[Task details] Repeat all of the data precisely.

[Provided information]
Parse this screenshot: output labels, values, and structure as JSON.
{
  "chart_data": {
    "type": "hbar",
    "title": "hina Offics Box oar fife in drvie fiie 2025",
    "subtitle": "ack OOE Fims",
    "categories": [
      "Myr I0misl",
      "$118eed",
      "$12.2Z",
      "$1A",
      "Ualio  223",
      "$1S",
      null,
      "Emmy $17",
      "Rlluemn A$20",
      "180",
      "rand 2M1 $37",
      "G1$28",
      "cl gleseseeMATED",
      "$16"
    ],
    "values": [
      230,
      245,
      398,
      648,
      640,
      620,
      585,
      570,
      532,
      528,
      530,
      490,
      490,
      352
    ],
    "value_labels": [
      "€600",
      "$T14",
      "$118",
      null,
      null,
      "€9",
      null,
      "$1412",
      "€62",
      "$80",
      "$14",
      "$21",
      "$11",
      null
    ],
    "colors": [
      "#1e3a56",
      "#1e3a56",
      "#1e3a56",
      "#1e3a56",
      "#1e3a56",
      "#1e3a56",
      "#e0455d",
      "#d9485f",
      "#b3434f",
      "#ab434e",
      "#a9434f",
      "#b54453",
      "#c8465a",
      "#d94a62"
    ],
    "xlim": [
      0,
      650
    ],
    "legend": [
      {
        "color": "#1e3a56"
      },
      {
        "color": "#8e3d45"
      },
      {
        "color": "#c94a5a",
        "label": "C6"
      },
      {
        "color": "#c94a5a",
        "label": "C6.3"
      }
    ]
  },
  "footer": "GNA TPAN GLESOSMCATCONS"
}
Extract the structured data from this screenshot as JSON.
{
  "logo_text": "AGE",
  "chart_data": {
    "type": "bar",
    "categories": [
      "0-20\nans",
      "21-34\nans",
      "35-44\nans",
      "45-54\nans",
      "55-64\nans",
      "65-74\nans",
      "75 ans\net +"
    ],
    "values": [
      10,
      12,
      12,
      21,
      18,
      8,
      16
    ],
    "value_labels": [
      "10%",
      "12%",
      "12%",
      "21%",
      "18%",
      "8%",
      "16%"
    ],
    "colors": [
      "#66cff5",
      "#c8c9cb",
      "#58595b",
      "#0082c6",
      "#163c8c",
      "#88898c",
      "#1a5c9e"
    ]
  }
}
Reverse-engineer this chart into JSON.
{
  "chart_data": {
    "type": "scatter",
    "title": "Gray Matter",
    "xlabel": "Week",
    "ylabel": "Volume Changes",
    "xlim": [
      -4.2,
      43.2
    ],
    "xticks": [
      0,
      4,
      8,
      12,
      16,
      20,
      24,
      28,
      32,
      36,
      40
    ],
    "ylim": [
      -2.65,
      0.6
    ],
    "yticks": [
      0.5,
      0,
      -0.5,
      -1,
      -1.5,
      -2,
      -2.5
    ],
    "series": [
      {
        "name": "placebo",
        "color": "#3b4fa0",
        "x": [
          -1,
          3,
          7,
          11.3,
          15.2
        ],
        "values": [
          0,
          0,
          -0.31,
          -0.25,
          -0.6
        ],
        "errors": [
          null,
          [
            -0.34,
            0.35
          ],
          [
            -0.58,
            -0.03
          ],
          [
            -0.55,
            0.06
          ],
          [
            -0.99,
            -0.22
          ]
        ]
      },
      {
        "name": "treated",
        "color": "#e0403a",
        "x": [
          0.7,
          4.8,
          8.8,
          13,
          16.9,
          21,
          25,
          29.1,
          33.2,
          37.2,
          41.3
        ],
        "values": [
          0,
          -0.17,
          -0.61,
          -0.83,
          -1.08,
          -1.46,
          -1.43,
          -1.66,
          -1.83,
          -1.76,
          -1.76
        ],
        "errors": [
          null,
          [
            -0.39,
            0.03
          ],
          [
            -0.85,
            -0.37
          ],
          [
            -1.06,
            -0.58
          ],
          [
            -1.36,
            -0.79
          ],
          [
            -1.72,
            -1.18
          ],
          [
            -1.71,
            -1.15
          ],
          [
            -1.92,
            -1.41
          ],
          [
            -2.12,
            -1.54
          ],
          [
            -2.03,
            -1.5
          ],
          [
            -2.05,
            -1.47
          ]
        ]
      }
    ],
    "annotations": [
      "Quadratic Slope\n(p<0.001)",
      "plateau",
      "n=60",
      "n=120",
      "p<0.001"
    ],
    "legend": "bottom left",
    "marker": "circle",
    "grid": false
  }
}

[Task response]
Parse this screenshot: output labels, values, and structure as JSON.
{
  "chart_data": {
    "type": "hbar",
    "title": "hina Offics Box oar fife in drvie fiie 2025",
    "subtitle": "ack OOE Fims",
    "categories": [
      "Myr I0misl",
      "$118eed",
      "$12.2Z",
      "$1A",
      "Ualio  223",
      "$1S",
      null,
      "Emmy $17",
      "Rlluemn A$20",
      "180",
      "rand 2M1 $37",
      "G1$28",
      "cl gleseseeMATED",
      "$16"
    ],
    "values": [
      230,
      245,
      398,
      648,
      640,
      620,
      585,
      570,
      532,
      528,
      530,
      490,
      490,
      352
    ],
    "value_labels": [
      "€600",
      "$T14",
      "$118",
      null,
      null,
      "€9",
      null,
      "$1412",
      "€62",
      "$80",
      "$14",
      "$21",
      "$11",
      null
    ],
    "colors": [
      "#1e3a56",
      "#1e3a56",
      "#1e3a56",
      "#1e3a56",
      "#1e3a56",
      "#1e3a56",
      "#e0455d",
      "#d9485f",
      "#b3434f",
      "#ab434e",
      "#a9434f",
      "#b54453",
      "#c8465a",
      "#d94a62"
    ],
    "xlim": [
      0,
      650
    ],
    "legend": [
      {
        "color": "#1e3a56"
      },
      {
        "color": "#8e3d45"
      },
      {
        "color": "#c94a5a",
        "label": "C6"
      },
      {
        "color": "#c94a5a",
        "label": "C6.3"
      }
    ]
  },
  "footer": "GNA TPAN GLESOSMCATCONS"
}
Extract the structured data from this screenshot as JSON.
{
  "logo_text": "AGE",
  "chart_data": {
    "type": "bar",
    "categories": [
      "0-20\nans",
      "21-34\nans",
      "35-44\nans",
      "45-54\nans",
      "55-64\nans",
      "65-74\nans",
      "75 ans\net +"
    ],
    "values": [
      10,
      12,
      12,
      21,
      18,
      8,
      16
    ],
    "value_labels": [
      "10%",
      "12%",
      "12%",
      "21%",
      "18%",
      "8%",
      "16%"
    ],
    "colors": [
      "#66cff5",
      "#c8c9cb",
      "#58595b",
      "#0082c6",
      "#163c8c",
      "#88898c",
      "#1a5c9e"
    ]
  }
}
Reverse-engineer this chart into JSON.
{
  "chart_data": {
    "type": "scatter",
    "title": "Gray Matter",
    "xlabel": "Week",
    "ylabel": "Volume Changes",
    "xlim": [
      -4.2,
      43.2
    ],
    "xticks": [
      0,
      4,
      8,
      12,
      16,
      20,
      24,
      28,
      32,
      36,
      40
    ],
    "ylim": [
      -2.65,
      0.6
    ],
    "yticks": [
      0.5,
      0,
      -0.5,
      -1,
      -1.5,
      -2,
      -2.5
    ],
    "series": [
      {
        "name": "placebo",
        "color": "#3b4fa0",
        "x": [
          -1,
          3,
          7,
          11.3,
          15.2
        ],
        "values": [
          0,
          0,
          -0.31,
          -0.25,
          -0.6
        ],
        "errors": [
          null,
          [
            -0.34,
            0.35
          ],
          [
            -0.58,
            -0.03
          ],
          [
            -0.55,
            0.06
          ],
          [
            -0.99,
            -0.22
          ]
        ]
      },
      {
        "name": "treated",
        "color": "#e0403a",
        "x": [
          0.7,
          4.8,
          8.8,
          13,
          16.9,
          21,
          25,
          29.1,
          33.2,
          37.2,
          41.3
        ],
        "values": [
          0,
          -0.17,
          -0.61,
          -0.83,
          -1.08,
          -1.46,
          -1.43,
          -1.66,
          -1.83,
          -1.76,
          -1.76
        ],
        "errors": [
          null,
          [
            -0.39,
            0.03
          ],
          [
            -0.85,
            -0.37
          ],
          [
            -1.06,
            -0.58
          ],
          [
            -1.36,
            -0.79
          ],
          [
            -1.72,
            -1.18
          ],
          [
            -1.71,
            -1.15
          ],
          [
            -1.92,
            -1.41
          ],
          [
            -2.12,
            -1.54
          ],
          [
            -2.03,
            -1.5
          ],
          [
            -2.05,
            -1.47
          ]
        ]
      }
    ],
    "annotations": [
      "Quadratic Slope\n(p<0.001)",
      "plateau",
      "n=60",
      "n=120",
      "p<0.001"
    ],
    "legend": "bottom left",
    "marker": "circle",
    "grid": false
  }
}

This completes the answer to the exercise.